• Records shown:
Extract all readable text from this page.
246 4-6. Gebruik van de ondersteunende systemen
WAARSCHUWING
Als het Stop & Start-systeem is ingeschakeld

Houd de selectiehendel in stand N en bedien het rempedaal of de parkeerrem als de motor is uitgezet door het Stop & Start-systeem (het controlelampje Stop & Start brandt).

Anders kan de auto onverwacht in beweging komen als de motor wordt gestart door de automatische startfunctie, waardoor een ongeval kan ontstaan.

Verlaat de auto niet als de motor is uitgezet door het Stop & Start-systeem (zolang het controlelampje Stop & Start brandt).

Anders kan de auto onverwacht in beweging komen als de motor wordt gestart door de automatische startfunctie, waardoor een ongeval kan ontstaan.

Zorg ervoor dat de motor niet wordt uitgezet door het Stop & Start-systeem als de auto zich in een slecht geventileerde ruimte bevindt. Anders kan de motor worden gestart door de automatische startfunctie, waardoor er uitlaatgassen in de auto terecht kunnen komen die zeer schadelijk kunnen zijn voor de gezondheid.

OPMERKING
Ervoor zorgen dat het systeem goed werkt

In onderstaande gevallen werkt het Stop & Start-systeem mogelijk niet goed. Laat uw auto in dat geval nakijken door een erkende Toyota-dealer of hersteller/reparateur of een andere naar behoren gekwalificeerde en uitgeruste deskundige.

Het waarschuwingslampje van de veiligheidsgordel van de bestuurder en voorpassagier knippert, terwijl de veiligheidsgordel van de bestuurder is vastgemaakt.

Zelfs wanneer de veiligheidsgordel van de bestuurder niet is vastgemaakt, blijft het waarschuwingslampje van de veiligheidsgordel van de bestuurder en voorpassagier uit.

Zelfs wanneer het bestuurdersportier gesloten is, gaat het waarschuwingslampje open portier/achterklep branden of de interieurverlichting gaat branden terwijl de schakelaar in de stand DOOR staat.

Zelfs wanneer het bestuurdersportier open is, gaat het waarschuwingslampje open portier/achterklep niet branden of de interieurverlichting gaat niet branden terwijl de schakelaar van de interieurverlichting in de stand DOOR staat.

• Your task:
From the entries above, pull out each line that includes "voorpassagier".

• Worked answer:
Het waarschuwingslampje van de veiligheidsgordel van de bestuurder en voorpassagier knippert, terwijl de veiligheidsgordel van de bestuurder is vastgemaakt.
Zelfs wanneer de veiligheidsgordel van de bestuurder niet is vastgemaakt, blijft het waarschuwingslampje van de veiligheidsgordel van de bestuurder en voorpassagier uit.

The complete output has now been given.